>> begin Supplied data
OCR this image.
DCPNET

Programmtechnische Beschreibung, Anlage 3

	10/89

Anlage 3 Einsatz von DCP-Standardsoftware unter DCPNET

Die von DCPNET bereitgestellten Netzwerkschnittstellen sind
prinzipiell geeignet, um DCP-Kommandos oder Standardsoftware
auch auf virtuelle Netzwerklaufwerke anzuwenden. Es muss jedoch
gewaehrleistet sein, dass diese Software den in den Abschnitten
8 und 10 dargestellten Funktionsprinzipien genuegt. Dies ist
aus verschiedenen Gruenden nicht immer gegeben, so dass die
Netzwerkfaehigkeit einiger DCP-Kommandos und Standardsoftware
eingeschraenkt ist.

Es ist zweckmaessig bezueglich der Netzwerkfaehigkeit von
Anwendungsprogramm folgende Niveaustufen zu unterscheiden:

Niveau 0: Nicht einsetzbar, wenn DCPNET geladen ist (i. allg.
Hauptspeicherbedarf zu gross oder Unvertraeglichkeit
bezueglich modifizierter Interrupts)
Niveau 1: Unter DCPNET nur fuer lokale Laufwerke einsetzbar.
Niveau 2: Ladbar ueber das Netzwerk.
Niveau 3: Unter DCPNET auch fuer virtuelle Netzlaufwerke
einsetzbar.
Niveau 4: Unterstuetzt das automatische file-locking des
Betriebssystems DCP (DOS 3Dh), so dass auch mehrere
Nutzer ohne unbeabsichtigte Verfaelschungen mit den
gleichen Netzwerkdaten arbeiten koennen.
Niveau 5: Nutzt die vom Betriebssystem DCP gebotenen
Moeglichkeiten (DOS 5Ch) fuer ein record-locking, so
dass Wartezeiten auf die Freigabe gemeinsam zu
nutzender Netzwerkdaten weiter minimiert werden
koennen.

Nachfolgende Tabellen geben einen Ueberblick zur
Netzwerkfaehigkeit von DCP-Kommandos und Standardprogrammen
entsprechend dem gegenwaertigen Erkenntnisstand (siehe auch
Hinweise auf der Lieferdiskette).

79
>> end Supplied data
▶ Your goal
All of the material must be reproduced exactly.

▶ The reply
OCR this image.
DCPNET

Programmtechnische Beschreibung, Anlage 3

	10/89

Anlage 3 Einsatz von DCP-Standardsoftware unter DCPNET

Die von DCPNET bereitgestellten Netzwerkschnittstellen sind
prinzipiell geeignet, um DCP-Kommandos oder Standardsoftware
auch auf virtuelle Netzwerklaufwerke anzuwenden. Es muss jedoch
gewaehrleistet sein, dass diese Software den in den Abschnitten
8 und 10 dargestellten Funktionsprinzipien genuegt. Dies ist
aus verschiedenen Gruenden nicht immer gegeben, so dass die
Netzwerkfaehigkeit einiger DCP-Kommandos und Standardsoftware
eingeschraenkt ist.

Es ist zweckmaessig bezueglich der Netzwerkfaehigkeit von
Anwendungsprogramm folgende Niveaustufen zu unterscheiden:

Niveau 0: Nicht einsetzbar, wenn DCPNET geladen ist (i. allg.
Hauptspeicherbedarf zu gross oder Unvertraeglichkeit
bezueglich modifizierter Interrupts)
Niveau 1: Unter DCPNET nur fuer lokale Laufwerke einsetzbar.
Niveau 2: Ladbar ueber das Netzwerk.
Niveau 3: Unter DCPNET auch fuer virtuelle Netzlaufwerke
einsetzbar.
Niveau 4: Unterstuetzt das automatische file-locking des
Betriebssystems DCP (DOS 3Dh), so dass auch mehrere
Nutzer ohne unbeabsichtigte Verfaelschungen mit den
gleichen Netzwerkdaten arbeiten koennen.
Niveau 5: Nutzt die vom Betriebssystem DCP gebotenen
Moeglichkeiten (DOS 5Ch) fuer ein record-locking, so
dass Wartezeiten auf die Freigabe gemeinsam zu
nutzender Netzwerkdaten weiter minimiert werden
koennen.

Nachfolgende Tabellen geben einen Ueberblick zur
Netzwerkfaehigkeit von DCP-Kommandos und Standardprogrammen
entsprechend dem gegenwaertigen Erkenntnisstand (siehe auch
Hinweise auf der Lieferdiskette).

79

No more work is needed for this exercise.